● Given records
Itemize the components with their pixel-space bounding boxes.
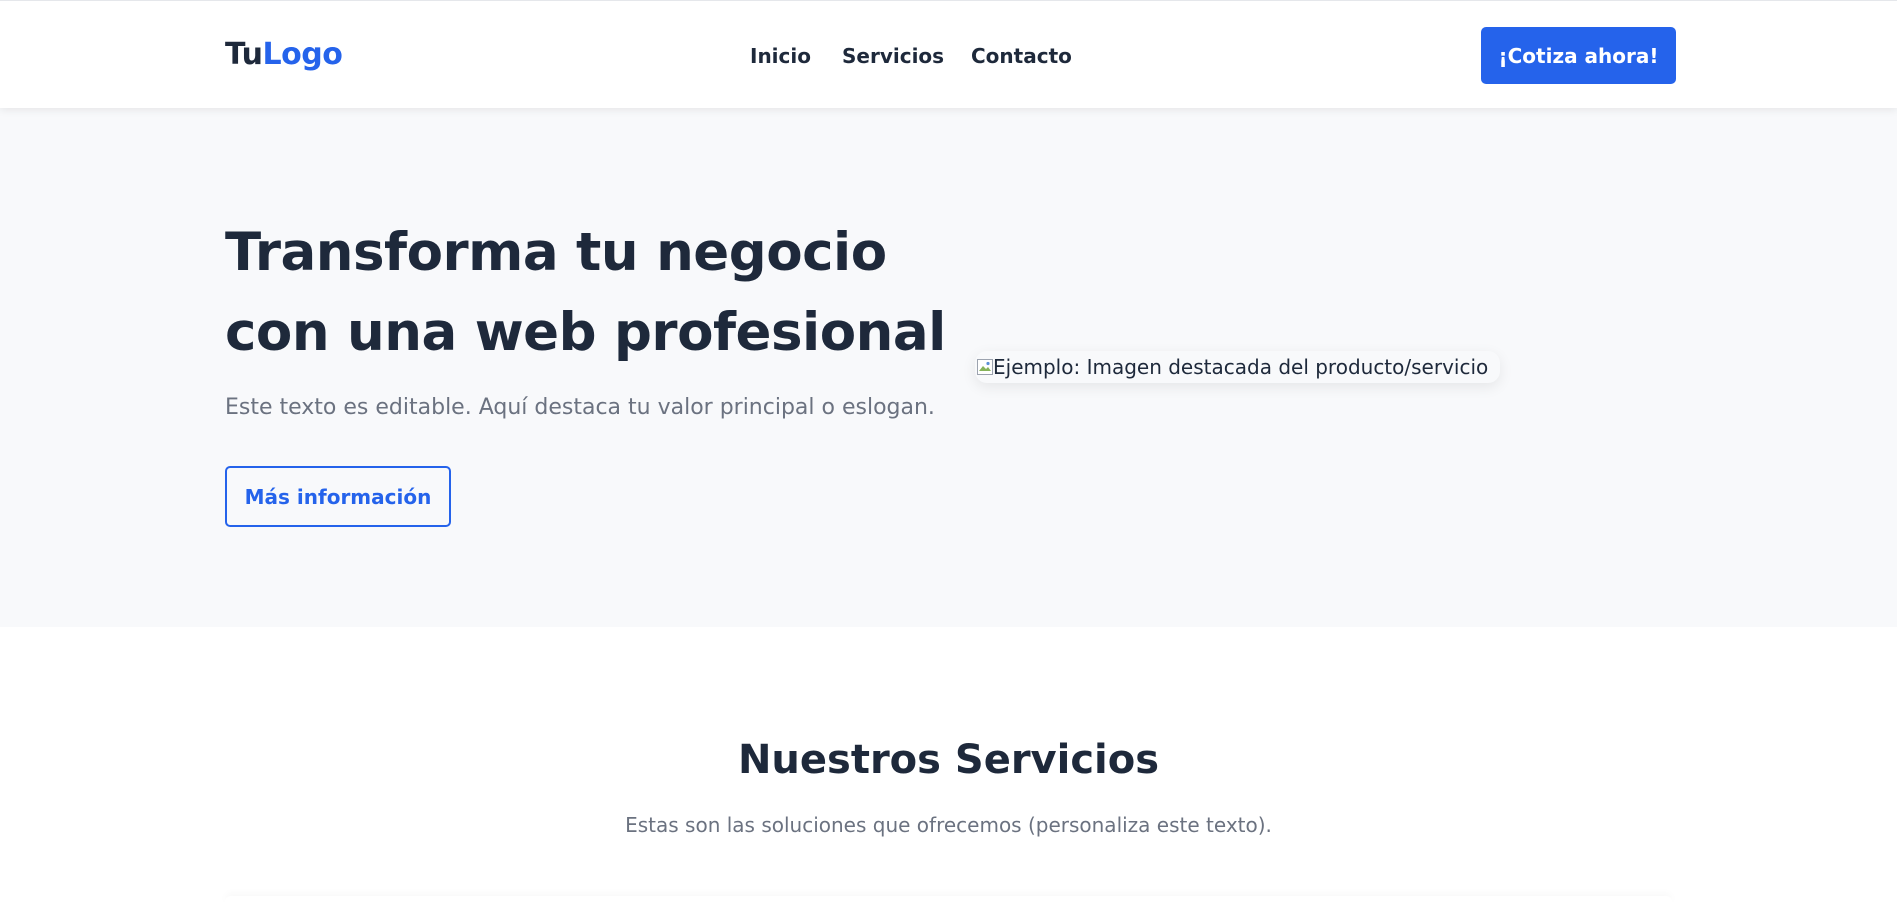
nav-link-contacto[interactable]: Contacto	[971, 41, 1072, 71]
nav-link-servicios[interactable]: Servicios	[842, 41, 944, 71]
site-header: TuLogo Inicio Servicios Contacto ¡Cotiza…	[0, 0, 1897, 108]
nav-link-inicio[interactable]: Inicio	[750, 41, 811, 71]
hero-subtitle: Este texto es editable. Aquí destaca tu …	[225, 395, 935, 420]
hero-title: Transforma tu negocio con una web profes…	[225, 222, 946, 363]
hero-image: Ejemplo: Imagen destacada del producto/s…	[975, 351, 1500, 383]
cta-button[interactable]: ¡Cotiza ahora!	[1481, 27, 1676, 84]
hero-image-alt-text: Ejemplo: Imagen destacada del producto/s…	[993, 355, 1489, 379]
broken-image-icon	[977, 359, 993, 375]
more-info-button[interactable]: Más información	[225, 466, 451, 527]
services-subtitle: Estas son las soluciones que ofrecemos (…	[625, 813, 1272, 837]
hero-section: Transforma tu negocio con una web profes…	[0, 108, 1897, 627]
service-card-edge	[225, 896, 1672, 902]
services-title: Nuestros Servicios	[737, 737, 1160, 783]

● Problem statement
Reproduce the material above with "cta-button" changed to "quote-button" wherever it occurs, leaving everything else intact. Omit the picture from your reproduction.

● Solution to the exercise
Itemize the components with their pixel-space bounding boxes.
nav-link-contacto[interactable]: Contacto	[971, 41, 1072, 71]
nav-link-servicios[interactable]: Servicios	[842, 41, 944, 71]
site-header: TuLogo Inicio Servicios Contacto ¡Cotiza…	[0, 0, 1897, 108]
nav-link-inicio[interactable]: Inicio	[750, 41, 811, 71]
hero-subtitle: Este texto es editable. Aquí destaca tu …	[225, 395, 935, 420]
hero-title: Transforma tu negocio con una web profes…	[225, 222, 946, 363]
hero-image: Ejemplo: Imagen destacada del producto/s…	[975, 351, 1500, 383]
quote-button[interactable]: ¡Cotiza ahora!	[1481, 27, 1676, 84]
hero-image-alt-text: Ejemplo: Imagen destacada del producto/s…	[993, 355, 1489, 379]
broken-image-icon	[977, 359, 993, 375]
more-info-button[interactable]: Más información	[225, 466, 451, 527]
services-subtitle: Estas son las soluciones que ofrecemos (…	[625, 813, 1272, 837]
hero-section: Transforma tu negocio con una web profes…	[0, 108, 1897, 627]
service-card-edge	[225, 896, 1672, 902]
services-title: Nuestros Servicios	[737, 737, 1160, 783]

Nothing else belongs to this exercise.